**Extracted information:**
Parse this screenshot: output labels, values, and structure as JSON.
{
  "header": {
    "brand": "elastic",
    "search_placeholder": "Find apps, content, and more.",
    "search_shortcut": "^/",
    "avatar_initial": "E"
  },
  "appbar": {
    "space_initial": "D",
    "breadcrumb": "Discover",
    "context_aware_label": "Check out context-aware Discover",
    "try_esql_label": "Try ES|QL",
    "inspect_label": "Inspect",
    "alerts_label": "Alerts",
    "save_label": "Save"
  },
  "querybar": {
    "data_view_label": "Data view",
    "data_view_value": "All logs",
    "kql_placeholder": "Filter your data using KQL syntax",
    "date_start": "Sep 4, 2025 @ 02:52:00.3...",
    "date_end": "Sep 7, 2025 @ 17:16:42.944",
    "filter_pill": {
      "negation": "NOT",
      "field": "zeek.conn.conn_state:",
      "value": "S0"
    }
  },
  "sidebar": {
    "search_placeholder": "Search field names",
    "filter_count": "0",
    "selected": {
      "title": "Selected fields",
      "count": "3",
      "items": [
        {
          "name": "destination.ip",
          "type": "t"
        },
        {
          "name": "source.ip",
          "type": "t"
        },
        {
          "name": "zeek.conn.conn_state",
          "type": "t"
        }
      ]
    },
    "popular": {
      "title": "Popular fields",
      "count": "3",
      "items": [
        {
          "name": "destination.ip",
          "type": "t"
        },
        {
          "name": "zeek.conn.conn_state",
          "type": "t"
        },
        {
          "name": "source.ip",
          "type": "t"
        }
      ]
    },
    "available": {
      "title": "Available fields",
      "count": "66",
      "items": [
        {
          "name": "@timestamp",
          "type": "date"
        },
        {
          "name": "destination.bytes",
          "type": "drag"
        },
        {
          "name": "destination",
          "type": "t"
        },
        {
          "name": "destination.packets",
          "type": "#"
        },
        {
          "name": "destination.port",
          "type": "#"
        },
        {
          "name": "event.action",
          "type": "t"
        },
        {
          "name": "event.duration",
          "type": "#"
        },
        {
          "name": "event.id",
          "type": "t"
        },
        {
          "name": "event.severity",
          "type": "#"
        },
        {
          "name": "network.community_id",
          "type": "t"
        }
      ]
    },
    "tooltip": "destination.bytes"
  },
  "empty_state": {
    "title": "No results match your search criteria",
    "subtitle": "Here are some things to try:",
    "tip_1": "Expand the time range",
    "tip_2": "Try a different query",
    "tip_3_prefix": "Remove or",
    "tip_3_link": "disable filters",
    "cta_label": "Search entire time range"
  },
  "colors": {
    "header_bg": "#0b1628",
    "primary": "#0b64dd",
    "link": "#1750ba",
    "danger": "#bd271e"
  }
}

**Work to complete:**
Only lines with the string "destination" belong in your answer; copy each one.

**Answer to the problem:**
          "name": "destination.ip",
          "name": "destination.ip",
          "name": "destination.bytes",
          "name": "destination",
          "name": "destination.packets",
          "name": "destination.port",
    "tooltip": "destination.bytes"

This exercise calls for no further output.